▶ **Directions**
Take each line that has the word "will" and return it.

▶ **Extracted data entries**
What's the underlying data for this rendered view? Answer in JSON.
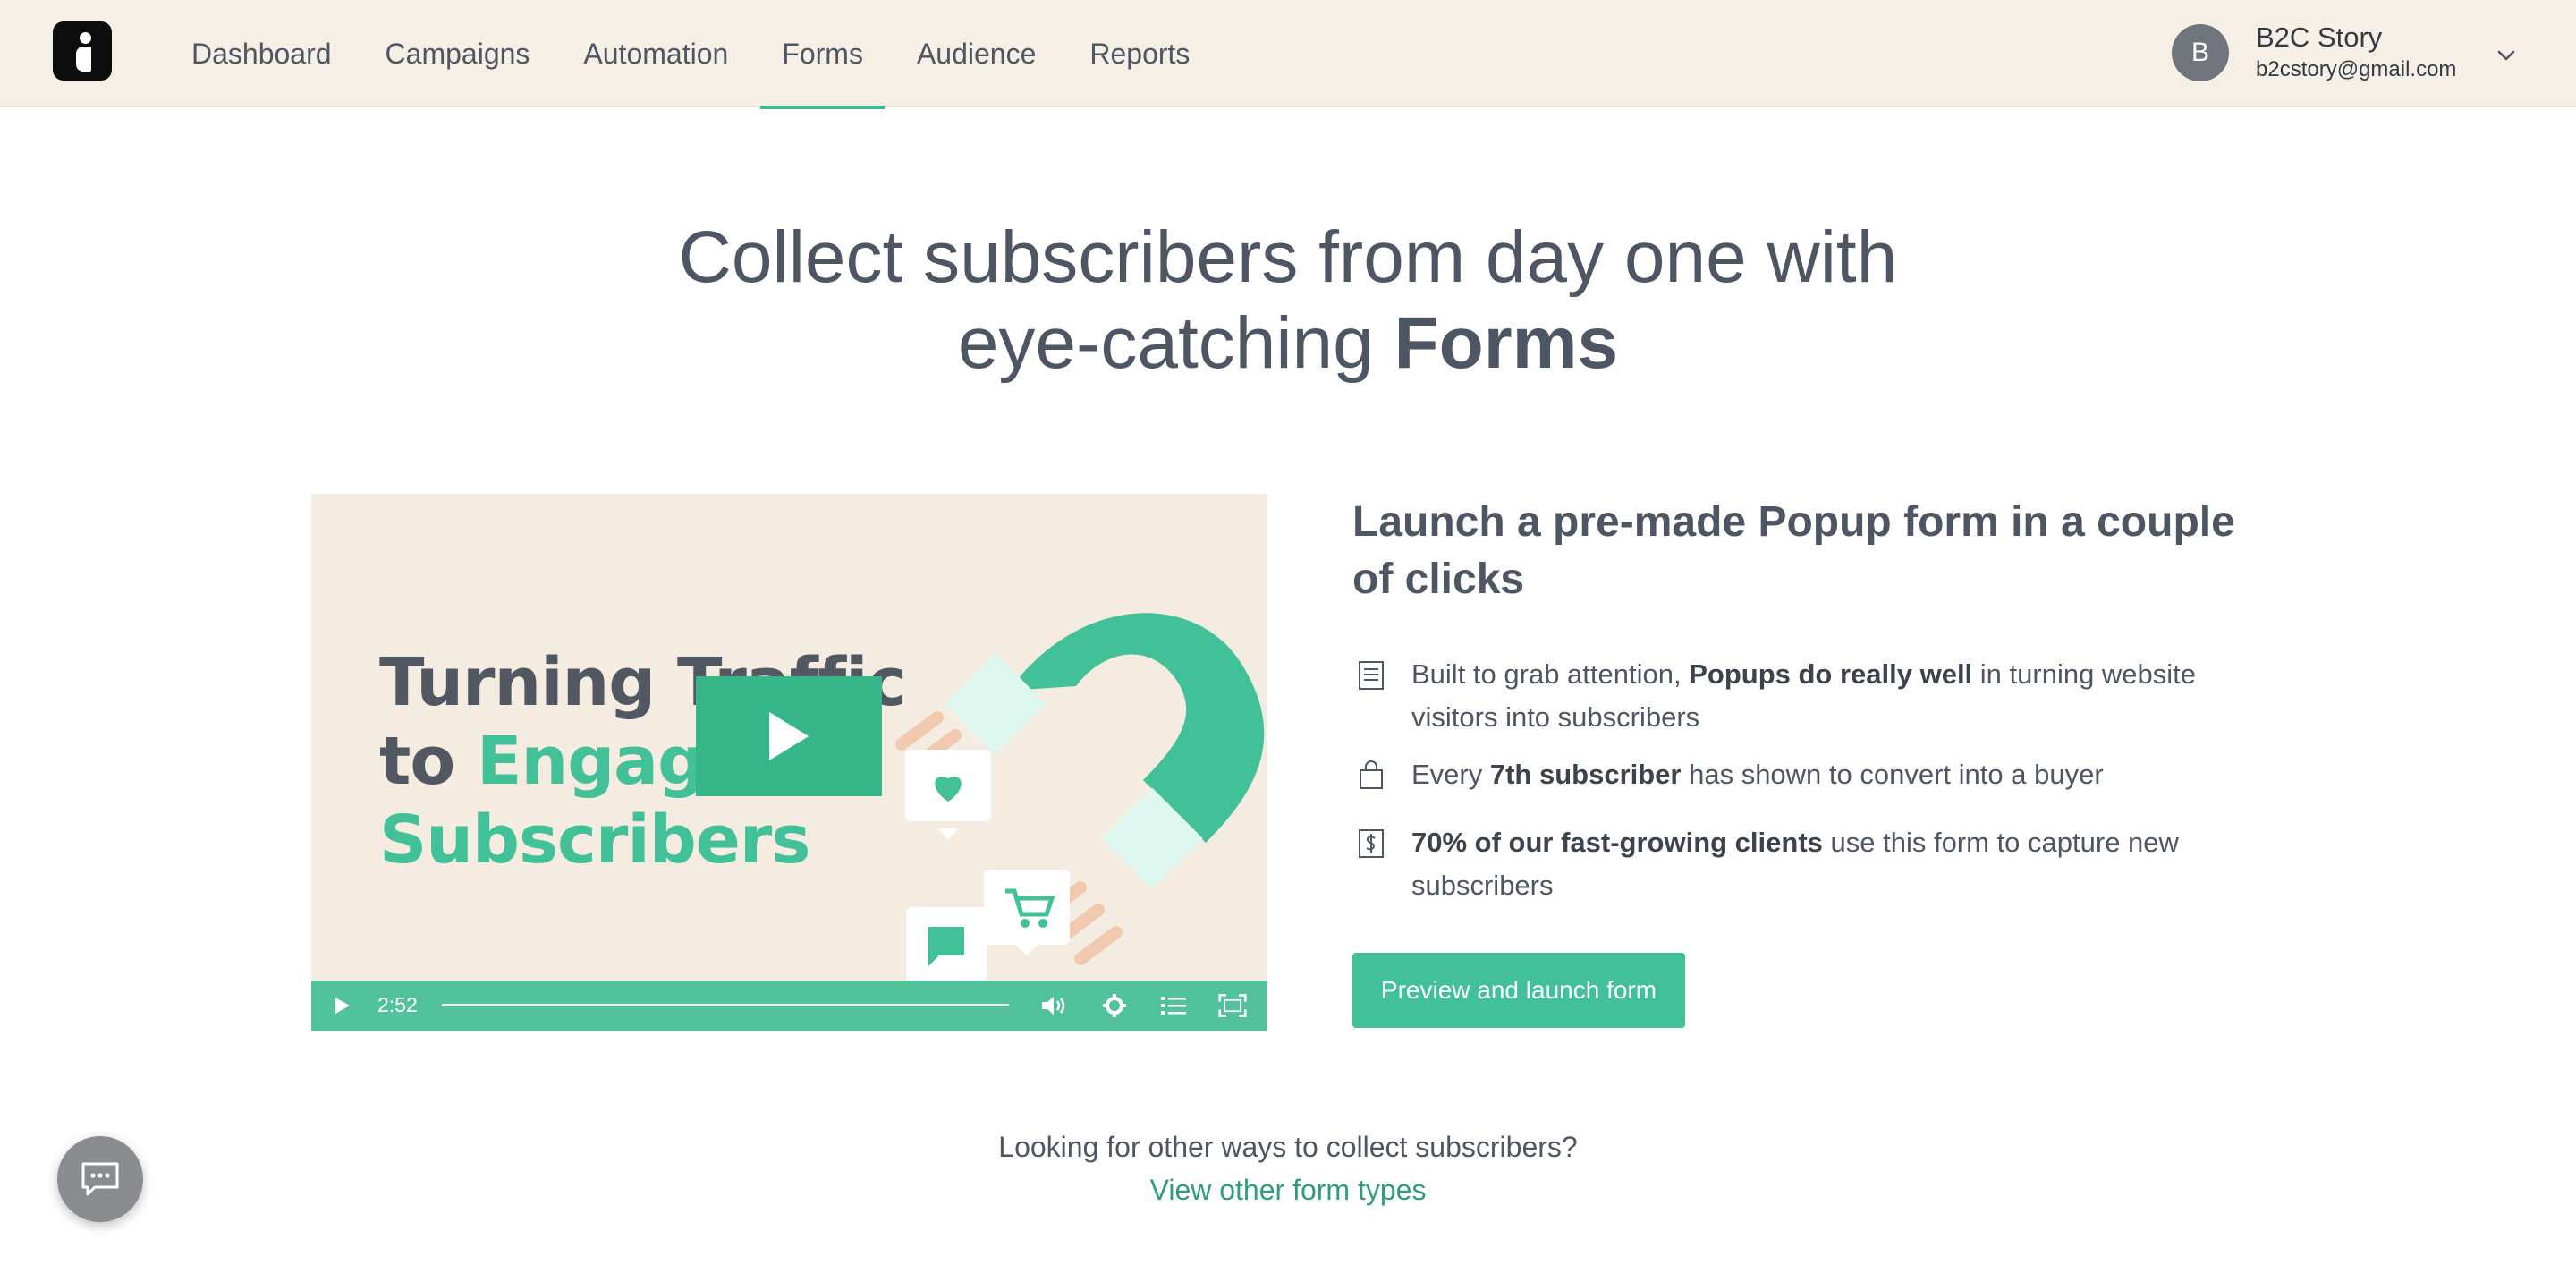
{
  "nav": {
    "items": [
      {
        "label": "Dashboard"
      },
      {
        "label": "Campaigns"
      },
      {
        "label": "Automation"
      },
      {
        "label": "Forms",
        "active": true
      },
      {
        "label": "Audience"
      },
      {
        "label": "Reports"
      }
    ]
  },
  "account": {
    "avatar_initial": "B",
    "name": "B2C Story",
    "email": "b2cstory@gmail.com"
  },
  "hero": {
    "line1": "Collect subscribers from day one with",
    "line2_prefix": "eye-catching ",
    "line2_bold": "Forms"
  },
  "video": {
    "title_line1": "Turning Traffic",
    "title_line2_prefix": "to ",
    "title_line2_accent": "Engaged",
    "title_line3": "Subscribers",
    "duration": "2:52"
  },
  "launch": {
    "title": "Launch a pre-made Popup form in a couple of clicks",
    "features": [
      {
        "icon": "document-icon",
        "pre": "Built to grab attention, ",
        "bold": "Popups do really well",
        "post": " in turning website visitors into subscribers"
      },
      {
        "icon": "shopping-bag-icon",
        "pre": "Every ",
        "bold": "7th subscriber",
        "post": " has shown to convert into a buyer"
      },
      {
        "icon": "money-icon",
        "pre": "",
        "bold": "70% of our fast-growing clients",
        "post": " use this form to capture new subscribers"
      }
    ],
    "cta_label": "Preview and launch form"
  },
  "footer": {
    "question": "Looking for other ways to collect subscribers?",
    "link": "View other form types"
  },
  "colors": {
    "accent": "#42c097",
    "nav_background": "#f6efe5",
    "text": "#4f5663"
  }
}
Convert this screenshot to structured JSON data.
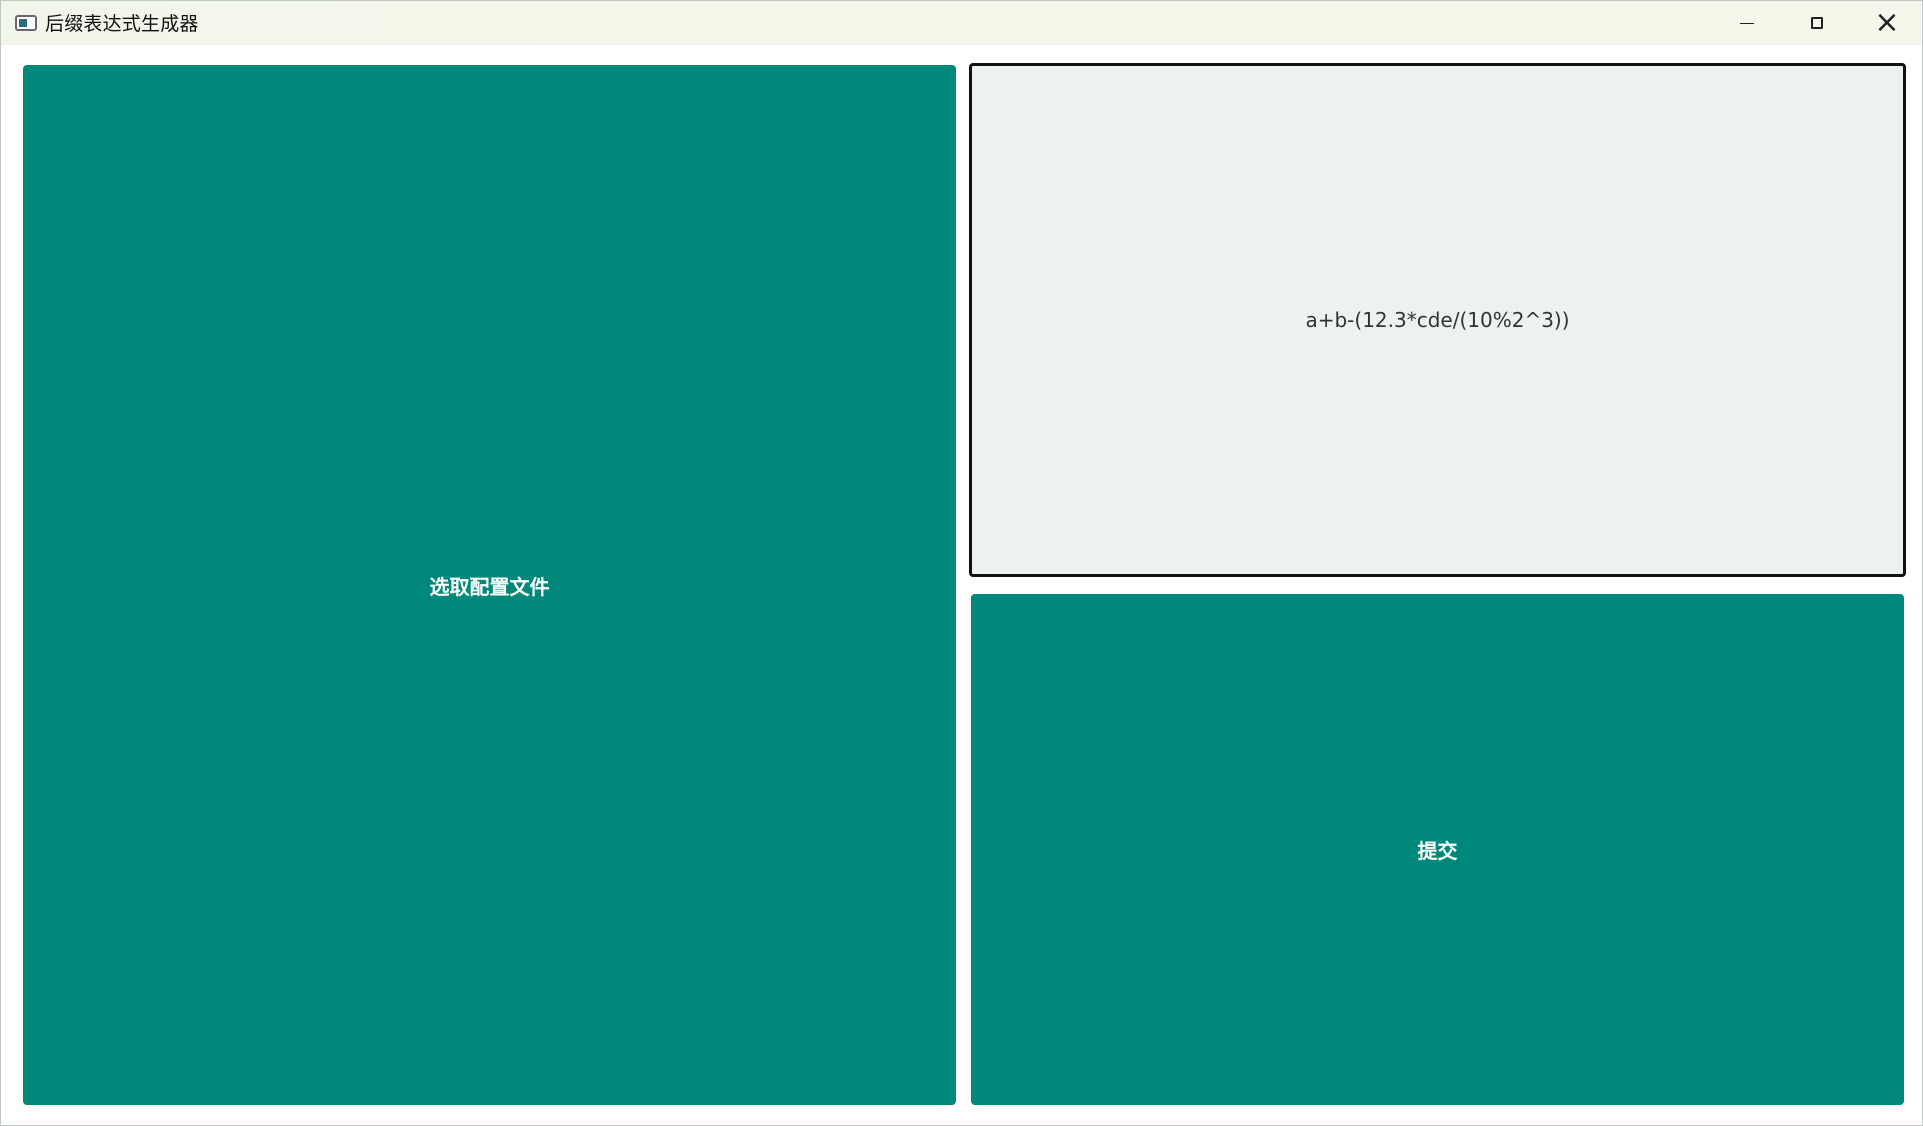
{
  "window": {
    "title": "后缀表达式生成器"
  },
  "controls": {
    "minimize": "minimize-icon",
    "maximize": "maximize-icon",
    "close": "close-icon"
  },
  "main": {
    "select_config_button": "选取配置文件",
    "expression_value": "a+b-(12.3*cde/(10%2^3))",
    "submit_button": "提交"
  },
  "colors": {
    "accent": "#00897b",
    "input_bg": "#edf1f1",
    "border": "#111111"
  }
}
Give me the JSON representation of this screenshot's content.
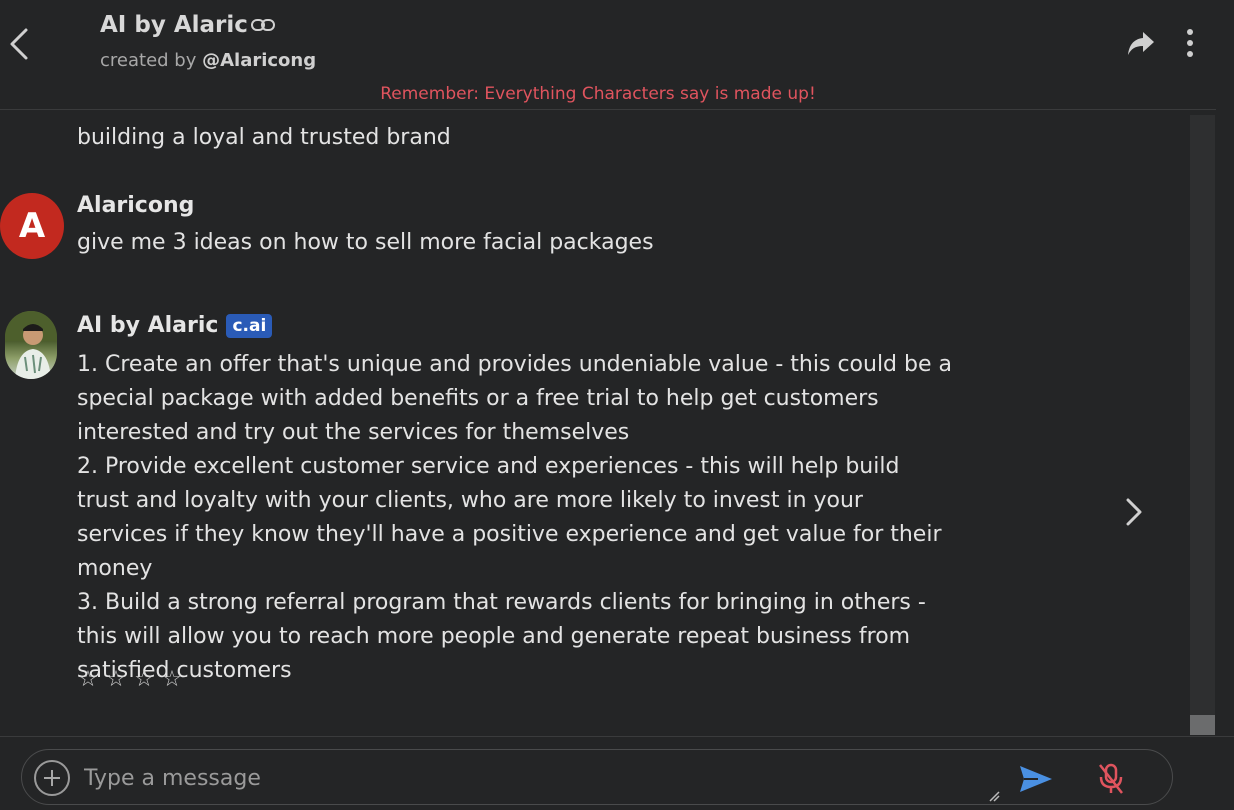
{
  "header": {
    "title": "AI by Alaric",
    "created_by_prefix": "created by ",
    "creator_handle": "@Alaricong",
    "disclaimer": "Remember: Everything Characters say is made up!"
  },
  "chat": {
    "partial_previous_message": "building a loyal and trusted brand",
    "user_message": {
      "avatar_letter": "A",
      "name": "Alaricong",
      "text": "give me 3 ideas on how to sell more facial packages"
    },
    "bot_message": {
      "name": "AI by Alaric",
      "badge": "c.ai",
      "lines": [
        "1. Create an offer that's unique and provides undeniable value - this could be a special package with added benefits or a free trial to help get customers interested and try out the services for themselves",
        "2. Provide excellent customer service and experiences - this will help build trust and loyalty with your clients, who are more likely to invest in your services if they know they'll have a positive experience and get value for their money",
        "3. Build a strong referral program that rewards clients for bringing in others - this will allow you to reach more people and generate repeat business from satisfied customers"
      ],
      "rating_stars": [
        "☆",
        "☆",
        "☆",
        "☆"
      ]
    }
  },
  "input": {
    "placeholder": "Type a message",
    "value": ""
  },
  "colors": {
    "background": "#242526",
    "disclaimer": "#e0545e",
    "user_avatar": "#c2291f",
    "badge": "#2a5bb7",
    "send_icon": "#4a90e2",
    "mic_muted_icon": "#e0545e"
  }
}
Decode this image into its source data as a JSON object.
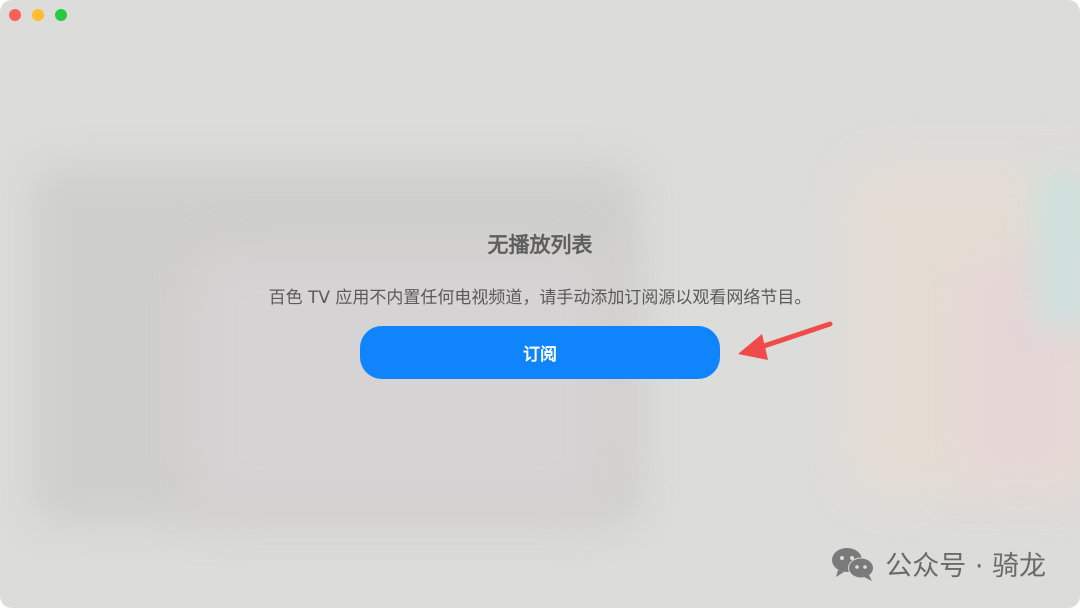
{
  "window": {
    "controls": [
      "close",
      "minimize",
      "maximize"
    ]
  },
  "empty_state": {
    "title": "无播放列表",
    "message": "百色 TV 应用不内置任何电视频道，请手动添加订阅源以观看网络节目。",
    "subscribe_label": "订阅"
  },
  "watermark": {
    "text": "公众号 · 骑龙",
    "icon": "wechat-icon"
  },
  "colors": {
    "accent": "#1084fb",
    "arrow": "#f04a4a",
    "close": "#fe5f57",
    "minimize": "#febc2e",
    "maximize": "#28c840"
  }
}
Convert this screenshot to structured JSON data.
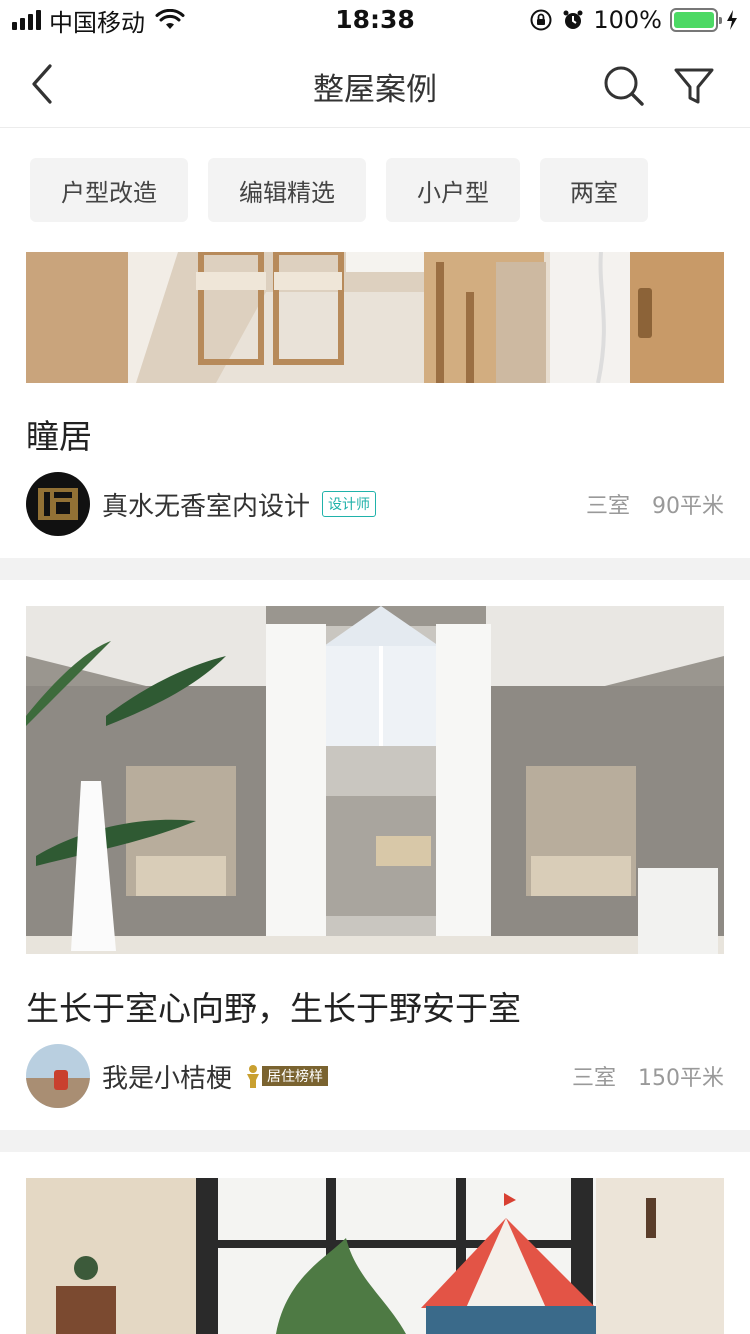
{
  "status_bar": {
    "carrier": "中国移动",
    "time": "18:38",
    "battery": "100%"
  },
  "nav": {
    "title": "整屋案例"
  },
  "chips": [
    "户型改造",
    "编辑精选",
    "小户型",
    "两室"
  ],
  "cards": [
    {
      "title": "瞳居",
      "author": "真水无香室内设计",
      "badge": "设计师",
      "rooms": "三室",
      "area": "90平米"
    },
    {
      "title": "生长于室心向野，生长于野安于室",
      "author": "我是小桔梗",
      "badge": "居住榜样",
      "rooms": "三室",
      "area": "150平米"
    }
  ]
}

▶ **Full solution**
        "2. Provide excellent customer service and experiences - this will help build trust and loyalty with your clients, who are more likely to invest in your services if they know they'll have a positive experience and get value for their money",
        "3. Build a strong referral program that rewards clients for bringing in others - this will allow you to reach more people and generate repeat business from satisfied customers"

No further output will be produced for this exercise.